Short exercise
Every line of the material below must be repeated exactly.

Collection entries
— START —

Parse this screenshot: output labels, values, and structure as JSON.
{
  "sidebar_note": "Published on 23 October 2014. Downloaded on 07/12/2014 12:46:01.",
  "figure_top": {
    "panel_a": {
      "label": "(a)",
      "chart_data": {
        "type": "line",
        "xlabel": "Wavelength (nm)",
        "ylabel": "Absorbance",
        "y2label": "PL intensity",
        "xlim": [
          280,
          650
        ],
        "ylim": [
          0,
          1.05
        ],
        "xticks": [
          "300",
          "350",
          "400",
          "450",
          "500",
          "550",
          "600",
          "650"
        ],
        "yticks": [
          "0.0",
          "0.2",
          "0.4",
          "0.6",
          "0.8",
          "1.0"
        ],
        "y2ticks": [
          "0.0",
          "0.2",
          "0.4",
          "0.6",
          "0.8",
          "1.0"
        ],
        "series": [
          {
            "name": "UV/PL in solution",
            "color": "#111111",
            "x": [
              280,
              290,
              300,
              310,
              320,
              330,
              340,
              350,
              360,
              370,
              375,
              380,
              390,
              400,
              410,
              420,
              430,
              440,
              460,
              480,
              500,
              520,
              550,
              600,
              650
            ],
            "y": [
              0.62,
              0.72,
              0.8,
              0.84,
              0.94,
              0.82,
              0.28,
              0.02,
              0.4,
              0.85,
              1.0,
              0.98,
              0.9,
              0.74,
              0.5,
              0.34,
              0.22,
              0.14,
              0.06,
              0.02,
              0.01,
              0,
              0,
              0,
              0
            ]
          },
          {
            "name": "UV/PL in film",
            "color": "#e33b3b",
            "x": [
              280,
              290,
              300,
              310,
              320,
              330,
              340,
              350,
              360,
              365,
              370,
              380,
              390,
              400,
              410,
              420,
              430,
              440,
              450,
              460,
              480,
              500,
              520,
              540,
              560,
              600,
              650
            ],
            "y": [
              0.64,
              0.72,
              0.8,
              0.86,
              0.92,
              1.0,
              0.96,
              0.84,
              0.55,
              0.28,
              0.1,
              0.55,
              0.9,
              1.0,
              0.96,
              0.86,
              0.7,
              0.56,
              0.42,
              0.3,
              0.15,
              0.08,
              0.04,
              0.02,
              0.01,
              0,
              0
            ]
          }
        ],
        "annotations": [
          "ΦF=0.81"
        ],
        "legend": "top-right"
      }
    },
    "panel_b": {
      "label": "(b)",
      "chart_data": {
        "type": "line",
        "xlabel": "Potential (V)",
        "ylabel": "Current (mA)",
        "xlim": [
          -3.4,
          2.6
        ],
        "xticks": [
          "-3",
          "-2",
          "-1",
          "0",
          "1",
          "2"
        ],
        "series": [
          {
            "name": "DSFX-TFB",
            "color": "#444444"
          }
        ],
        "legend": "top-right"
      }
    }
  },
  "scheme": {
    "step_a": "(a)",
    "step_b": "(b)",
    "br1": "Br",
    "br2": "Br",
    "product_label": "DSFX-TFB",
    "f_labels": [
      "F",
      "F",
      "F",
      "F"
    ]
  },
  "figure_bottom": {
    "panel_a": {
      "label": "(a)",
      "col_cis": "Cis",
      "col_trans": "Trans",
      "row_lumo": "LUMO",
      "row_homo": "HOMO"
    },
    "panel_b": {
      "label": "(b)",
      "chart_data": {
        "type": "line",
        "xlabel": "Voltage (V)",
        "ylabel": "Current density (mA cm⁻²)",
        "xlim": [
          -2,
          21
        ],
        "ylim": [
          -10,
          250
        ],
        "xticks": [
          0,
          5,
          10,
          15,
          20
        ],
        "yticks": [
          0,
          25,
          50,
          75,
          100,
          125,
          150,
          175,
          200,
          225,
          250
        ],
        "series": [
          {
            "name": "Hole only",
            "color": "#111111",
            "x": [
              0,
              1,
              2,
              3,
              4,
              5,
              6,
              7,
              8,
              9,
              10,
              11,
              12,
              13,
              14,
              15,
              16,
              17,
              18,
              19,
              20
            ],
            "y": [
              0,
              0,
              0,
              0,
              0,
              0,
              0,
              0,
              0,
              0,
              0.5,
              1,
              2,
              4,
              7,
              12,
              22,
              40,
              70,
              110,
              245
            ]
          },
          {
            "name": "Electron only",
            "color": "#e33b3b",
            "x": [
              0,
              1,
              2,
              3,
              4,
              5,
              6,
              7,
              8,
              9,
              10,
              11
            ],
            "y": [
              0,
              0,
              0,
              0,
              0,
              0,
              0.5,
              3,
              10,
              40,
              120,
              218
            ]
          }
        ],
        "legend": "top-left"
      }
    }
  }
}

— END —

Correct output
Parse this screenshot: output labels, values, and structure as JSON.
{
  "sidebar_note": "Published on 23 October 2014. Downloaded on 07/12/2014 12:46:01.",
  "figure_top": {
    "panel_a": {
      "label": "(a)",
      "chart_data": {
        "type": "line",
        "xlabel": "Wavelength (nm)",
        "ylabel": "Absorbance",
        "y2label": "PL intensity",
        "xlim": [
          280,
          650
        ],
        "ylim": [
          0,
          1.05
        ],
        "xticks": [
          "300",
          "350",
          "400",
          "450",
          "500",
          "550",
          "600",
          "650"
        ],
        "yticks": [
          "0.0",
          "0.2",
          "0.4",
          "0.6",
          "0.8",
          "1.0"
        ],
        "y2ticks": [
          "0.0",
          "0.2",
          "0.4",
          "0.6",
          "0.8",
          "1.0"
        ],
        "series": [
          {
            "name": "UV/PL in solution",
            "color": "#111111",
            "x": [
              280,
              290,
              300,
              310,
              320,
              330,
              340,
              350,
              360,
              370,
              375,
              380,
              390,
              400,
              410,
              420,
              430,
              440,
              460,
              480,
              500,
              520,
              550,
              600,
              650
            ],
            "y": [
              0.62,
              0.72,
              0.8,
              0.84,
              0.94,
              0.82,
              0.28,
              0.02,
              0.4,
              0.85,
              1.0,
              0.98,
              0.9,
              0.74,
              0.5,
              0.34,
              0.22,
              0.14,
              0.06,
              0.02,
              0.01,
              0,
              0,
              0,
              0
            ]
          },
          {
            "name": "UV/PL in film",
            "color": "#e33b3b",
            "x": [
              280,
              290,
              300,
              310,
              320,
              330,
              340,
              350,
              360,
              365,
              370,
              380,
              390,
              400,
              410,
              420,
              430,
              440,
              450,
              460,
              480,
              500,
              520,
              540,
              560,
              600,
              650
            ],
            "y": [
              0.64,
              0.72,
              0.8,
              0.86,
              0.92,
              1.0,
              0.96,
              0.84,
              0.55,
              0.28,
              0.1,
              0.55,
              0.9,
              1.0,
              0.96,
              0.86,
              0.7,
              0.56,
              0.42,
              0.3,
              0.15,
              0.08,
              0.04,
              0.02,
              0.01,
              0,
              0
            ]
          }
        ],
        "annotations": [
          "ΦF=0.81"
        ],
        "legend": "top-right"
      }
    },
    "panel_b": {
      "label": "(b)",
      "chart_data": {
        "type": "line",
        "xlabel": "Potential (V)",
        "ylabel": "Current (mA)",
        "xlim": [
          -3.4,
          2.6
        ],
        "xticks": [
          "-3",
          "-2",
          "-1",
          "0",
          "1",
          "2"
        ],
        "series": [
          {
            "name": "DSFX-TFB",
            "color": "#444444"
          }
        ],
        "legend": "top-right"
      }
    }
  },
  "scheme": {
    "step_a": "(a)",
    "step_b": "(b)",
    "br1": "Br",
    "br2": "Br",
    "product_label": "DSFX-TFB",
    "f_labels": [
      "F",
      "F",
      "F",
      "F"
    ]
  },
  "figure_bottom": {
    "panel_a": {
      "label": "(a)",
      "col_cis": "Cis",
      "col_trans": "Trans",
      "row_lumo": "LUMO",
      "row_homo": "HOMO"
    },
    "panel_b": {
      "label": "(b)",
      "chart_data": {
        "type": "line",
        "xlabel": "Voltage (V)",
        "ylabel": "Current density (mA cm⁻²)",
        "xlim": [
          -2,
          21
        ],
        "ylim": [
          -10,
          250
        ],
        "xticks": [
          0,
          5,
          10,
          15,
          20
        ],
        "yticks": [
          0,
          25,
          50,
          75,
          100,
          125,
          150,
          175,
          200,
          225,
          250
        ],
        "series": [
          {
            "name": "Hole only",
            "color": "#111111",
            "x": [
              0,
              1,
              2,
              3,
              4,
              5,
              6,
              7,
              8,
              9,
              10,
              11,
              12,
              13,
              14,
              15,
              16,
              17,
              18,
              19,
              20
            ],
            "y": [
              0,
              0,
              0,
              0,
              0,
              0,
              0,
              0,
              0,
              0,
              0.5,
              1,
              2,
              4,
              7,
              12,
              22,
              40,
              70,
              110,
              245
            ]
          },
          {
            "name": "Electron only",
            "color": "#e33b3b",
            "x": [
              0,
              1,
              2,
              3,
              4,
              5,
              6,
              7,
              8,
              9,
              10,
              11
            ],
            "y": [
              0,
              0,
              0,
              0,
              0,
              0,
              0.5,
              3,
              10,
              40,
              120,
              218
            ]
          }
        ],
        "legend": "top-left"
      }
    }
  }
}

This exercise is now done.